▸ **Aim of the task**:
Where a line in the listing below contains the word "this", copy that line.

## start Records

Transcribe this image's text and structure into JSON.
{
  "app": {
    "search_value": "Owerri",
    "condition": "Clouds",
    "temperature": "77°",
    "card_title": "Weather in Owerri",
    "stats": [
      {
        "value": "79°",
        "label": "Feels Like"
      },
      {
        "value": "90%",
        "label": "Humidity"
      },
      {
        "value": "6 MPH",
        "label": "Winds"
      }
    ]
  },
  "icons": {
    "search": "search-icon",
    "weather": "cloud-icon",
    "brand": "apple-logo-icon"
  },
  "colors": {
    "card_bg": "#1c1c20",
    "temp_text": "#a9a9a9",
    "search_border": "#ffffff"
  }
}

## end Records
## start Records

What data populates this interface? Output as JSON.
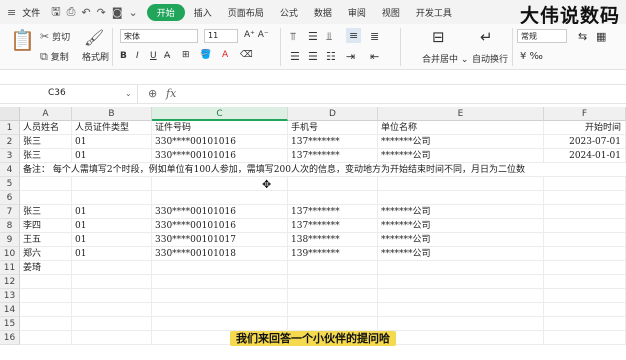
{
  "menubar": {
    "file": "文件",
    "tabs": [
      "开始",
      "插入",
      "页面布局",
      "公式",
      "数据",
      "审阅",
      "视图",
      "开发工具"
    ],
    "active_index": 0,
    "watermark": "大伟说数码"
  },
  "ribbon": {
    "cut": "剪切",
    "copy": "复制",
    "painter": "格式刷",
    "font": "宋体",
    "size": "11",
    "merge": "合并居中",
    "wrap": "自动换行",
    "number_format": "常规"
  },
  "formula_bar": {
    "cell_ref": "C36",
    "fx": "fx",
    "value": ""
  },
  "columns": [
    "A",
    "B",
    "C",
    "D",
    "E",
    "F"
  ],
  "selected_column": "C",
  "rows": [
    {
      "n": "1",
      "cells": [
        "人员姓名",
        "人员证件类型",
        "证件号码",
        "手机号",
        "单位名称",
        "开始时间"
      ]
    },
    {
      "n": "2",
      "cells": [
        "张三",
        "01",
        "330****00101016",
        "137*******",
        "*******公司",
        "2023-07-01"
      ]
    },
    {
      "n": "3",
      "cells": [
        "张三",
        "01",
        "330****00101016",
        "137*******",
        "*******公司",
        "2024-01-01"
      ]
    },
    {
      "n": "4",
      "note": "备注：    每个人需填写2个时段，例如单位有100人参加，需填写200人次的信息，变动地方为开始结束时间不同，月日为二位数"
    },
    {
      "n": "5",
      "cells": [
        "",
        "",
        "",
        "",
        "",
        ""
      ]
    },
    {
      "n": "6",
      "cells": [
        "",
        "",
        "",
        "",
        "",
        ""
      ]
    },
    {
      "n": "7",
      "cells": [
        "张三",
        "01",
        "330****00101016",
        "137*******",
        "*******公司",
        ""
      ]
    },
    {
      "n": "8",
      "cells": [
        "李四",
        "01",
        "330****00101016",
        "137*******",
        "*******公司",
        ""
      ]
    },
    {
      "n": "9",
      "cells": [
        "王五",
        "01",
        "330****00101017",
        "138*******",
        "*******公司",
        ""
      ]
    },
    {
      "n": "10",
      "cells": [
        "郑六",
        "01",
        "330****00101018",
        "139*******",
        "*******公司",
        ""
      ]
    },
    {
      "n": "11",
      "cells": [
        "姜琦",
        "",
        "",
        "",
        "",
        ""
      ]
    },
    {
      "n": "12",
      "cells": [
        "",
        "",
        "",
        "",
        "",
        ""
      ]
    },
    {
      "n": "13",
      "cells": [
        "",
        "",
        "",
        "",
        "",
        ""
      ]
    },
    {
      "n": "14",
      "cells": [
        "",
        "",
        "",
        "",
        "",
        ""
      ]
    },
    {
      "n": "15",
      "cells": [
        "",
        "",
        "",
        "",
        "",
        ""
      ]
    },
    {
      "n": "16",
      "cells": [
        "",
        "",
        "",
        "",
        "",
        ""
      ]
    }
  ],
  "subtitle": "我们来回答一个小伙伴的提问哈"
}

## end Records

▸ **Exercise output**:
Transcribe this image's text and structure into JSON.
What data populates this interface? Output as JSON.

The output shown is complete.